** BEGIN INFORMATION SUPPLIED **

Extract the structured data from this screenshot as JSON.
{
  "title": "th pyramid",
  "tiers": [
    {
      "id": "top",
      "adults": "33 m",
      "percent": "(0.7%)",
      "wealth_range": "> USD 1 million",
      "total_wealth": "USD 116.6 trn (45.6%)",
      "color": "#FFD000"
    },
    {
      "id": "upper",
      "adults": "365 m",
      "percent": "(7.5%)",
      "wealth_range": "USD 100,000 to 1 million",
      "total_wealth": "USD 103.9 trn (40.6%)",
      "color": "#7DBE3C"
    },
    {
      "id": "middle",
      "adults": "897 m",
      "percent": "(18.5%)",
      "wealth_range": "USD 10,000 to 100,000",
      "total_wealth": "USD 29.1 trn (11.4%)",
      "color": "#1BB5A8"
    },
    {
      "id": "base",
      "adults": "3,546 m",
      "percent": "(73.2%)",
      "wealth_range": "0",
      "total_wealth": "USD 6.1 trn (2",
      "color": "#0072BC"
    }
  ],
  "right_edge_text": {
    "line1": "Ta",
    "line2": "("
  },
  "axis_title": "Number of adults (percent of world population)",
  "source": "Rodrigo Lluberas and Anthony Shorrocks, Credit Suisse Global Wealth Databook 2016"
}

** END INFORMATION SUPPLIED **

Every record above should be copied exactly.

- RESPONSE TO THE EXERCISE:
Extract the structured data from this screenshot as JSON.
{
  "title": "th pyramid",
  "tiers": [
    {
      "id": "top",
      "adults": "33 m",
      "percent": "(0.7%)",
      "wealth_range": "> USD 1 million",
      "total_wealth": "USD 116.6 trn (45.6%)",
      "color": "#FFD000"
    },
    {
      "id": "upper",
      "adults": "365 m",
      "percent": "(7.5%)",
      "wealth_range": "USD 100,000 to 1 million",
      "total_wealth": "USD 103.9 trn (40.6%)",
      "color": "#7DBE3C"
    },
    {
      "id": "middle",
      "adults": "897 m",
      "percent": "(18.5%)",
      "wealth_range": "USD 10,000 to 100,000",
      "total_wealth": "USD 29.1 trn (11.4%)",
      "color": "#1BB5A8"
    },
    {
      "id": "base",
      "adults": "3,546 m",
      "percent": "(73.2%)",
      "wealth_range": "0",
      "total_wealth": "USD 6.1 trn (2",
      "color": "#0072BC"
    }
  ],
  "right_edge_text": {
    "line1": "Ta",
    "line2": "("
  },
  "axis_title": "Number of adults (percent of world population)",
  "source": "Rodrigo Lluberas and Anthony Shorrocks, Credit Suisse Global Wealth Databook 2016"
}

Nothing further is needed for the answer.